Material for this exercise:
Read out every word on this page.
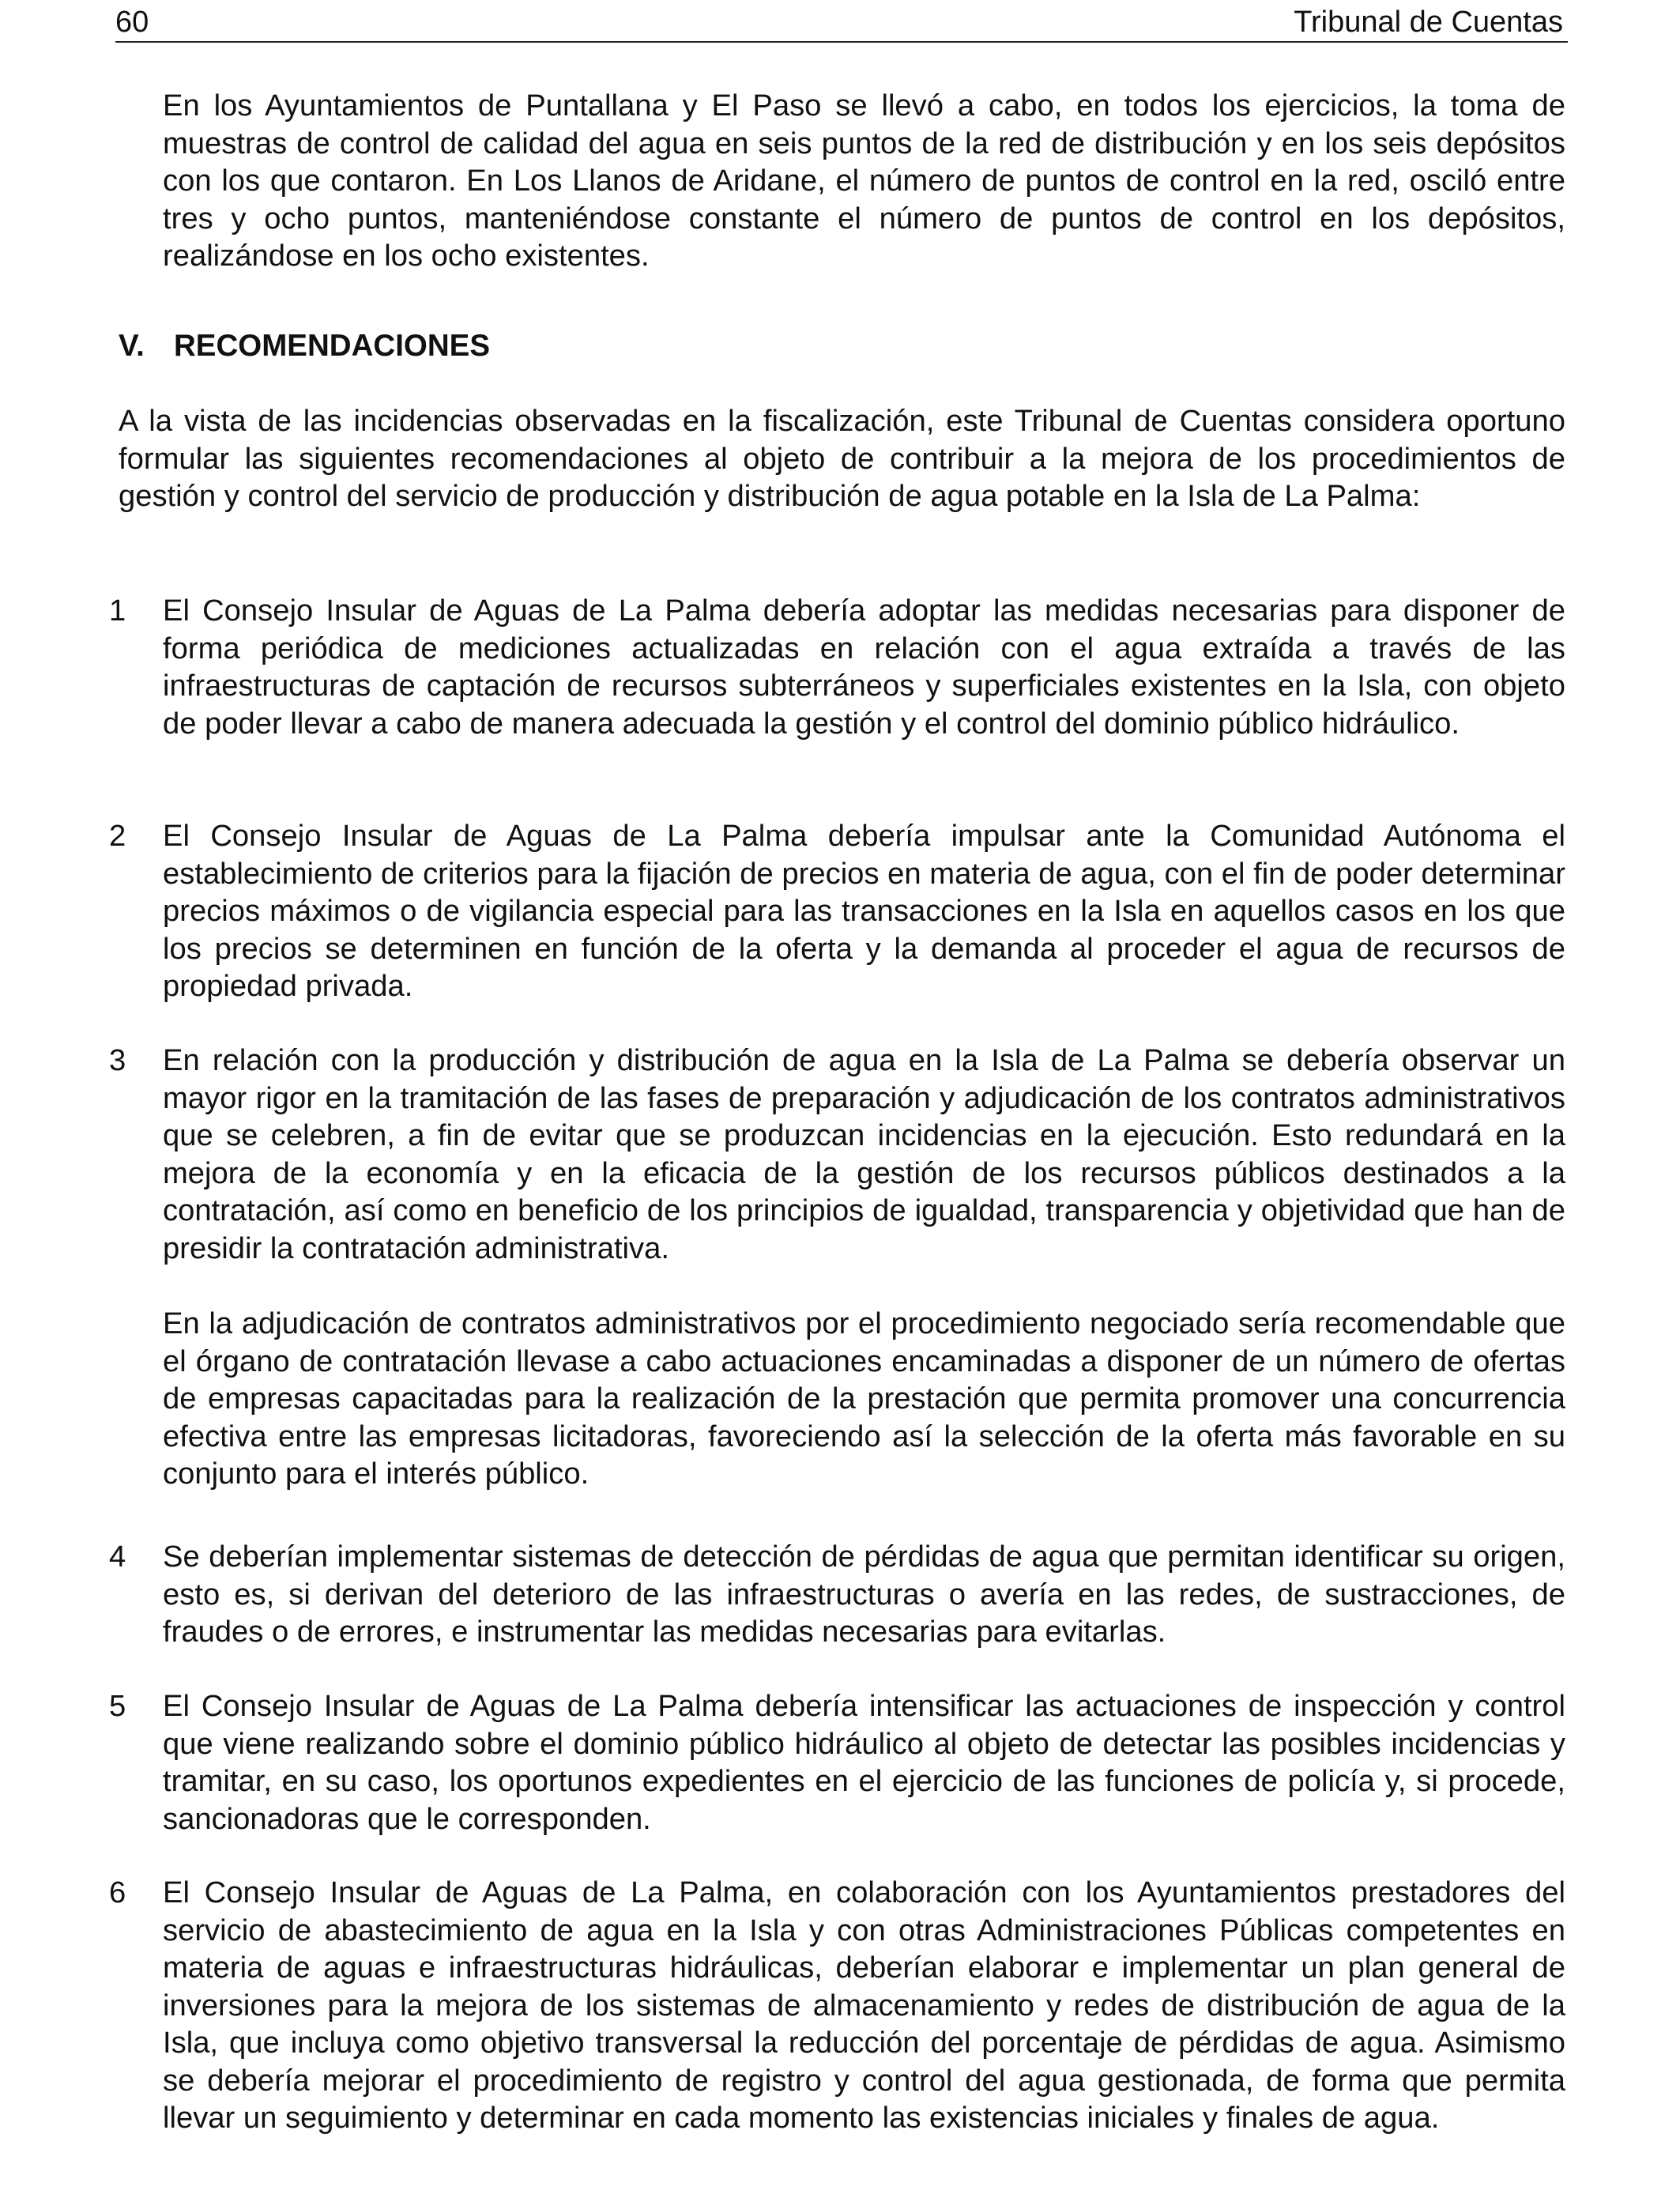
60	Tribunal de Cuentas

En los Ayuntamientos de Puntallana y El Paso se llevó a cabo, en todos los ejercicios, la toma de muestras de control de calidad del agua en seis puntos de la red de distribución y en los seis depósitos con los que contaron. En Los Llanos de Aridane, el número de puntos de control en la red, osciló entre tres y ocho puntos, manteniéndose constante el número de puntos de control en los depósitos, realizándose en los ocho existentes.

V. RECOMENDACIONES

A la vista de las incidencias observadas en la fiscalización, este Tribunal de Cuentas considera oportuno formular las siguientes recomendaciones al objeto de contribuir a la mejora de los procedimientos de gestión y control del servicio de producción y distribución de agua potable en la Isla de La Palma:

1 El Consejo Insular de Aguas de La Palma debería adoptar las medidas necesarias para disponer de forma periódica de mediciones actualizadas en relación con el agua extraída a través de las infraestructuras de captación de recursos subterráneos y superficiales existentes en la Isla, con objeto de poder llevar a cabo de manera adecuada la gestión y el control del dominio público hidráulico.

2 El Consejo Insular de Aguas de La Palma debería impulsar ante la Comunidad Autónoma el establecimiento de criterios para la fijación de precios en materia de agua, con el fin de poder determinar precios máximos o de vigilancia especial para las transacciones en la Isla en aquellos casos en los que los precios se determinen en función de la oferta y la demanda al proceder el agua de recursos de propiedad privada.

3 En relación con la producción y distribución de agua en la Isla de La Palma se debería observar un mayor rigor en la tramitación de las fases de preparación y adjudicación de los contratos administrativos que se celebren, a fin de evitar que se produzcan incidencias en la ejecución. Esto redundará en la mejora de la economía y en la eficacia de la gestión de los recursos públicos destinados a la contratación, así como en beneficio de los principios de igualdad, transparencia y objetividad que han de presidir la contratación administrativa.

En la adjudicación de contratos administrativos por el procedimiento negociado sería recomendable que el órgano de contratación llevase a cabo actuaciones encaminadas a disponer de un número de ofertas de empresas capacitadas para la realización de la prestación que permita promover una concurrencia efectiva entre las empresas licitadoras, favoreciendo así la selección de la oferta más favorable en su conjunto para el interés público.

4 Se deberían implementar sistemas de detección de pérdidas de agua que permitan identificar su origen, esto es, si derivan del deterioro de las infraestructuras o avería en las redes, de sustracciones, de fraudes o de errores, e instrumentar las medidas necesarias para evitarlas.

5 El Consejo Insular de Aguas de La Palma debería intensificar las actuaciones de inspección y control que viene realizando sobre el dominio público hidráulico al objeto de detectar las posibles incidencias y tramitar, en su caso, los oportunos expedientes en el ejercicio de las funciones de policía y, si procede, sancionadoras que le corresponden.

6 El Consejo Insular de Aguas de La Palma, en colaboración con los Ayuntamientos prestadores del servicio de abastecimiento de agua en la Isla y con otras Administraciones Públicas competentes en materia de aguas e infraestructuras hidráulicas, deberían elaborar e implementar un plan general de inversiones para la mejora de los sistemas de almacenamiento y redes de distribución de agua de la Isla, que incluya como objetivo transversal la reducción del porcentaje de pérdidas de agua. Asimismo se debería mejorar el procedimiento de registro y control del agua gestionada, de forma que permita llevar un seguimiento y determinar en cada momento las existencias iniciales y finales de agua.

Stated task: Find how many lines include the string "medidas" and report that number alone.

Solution to this exercise: 2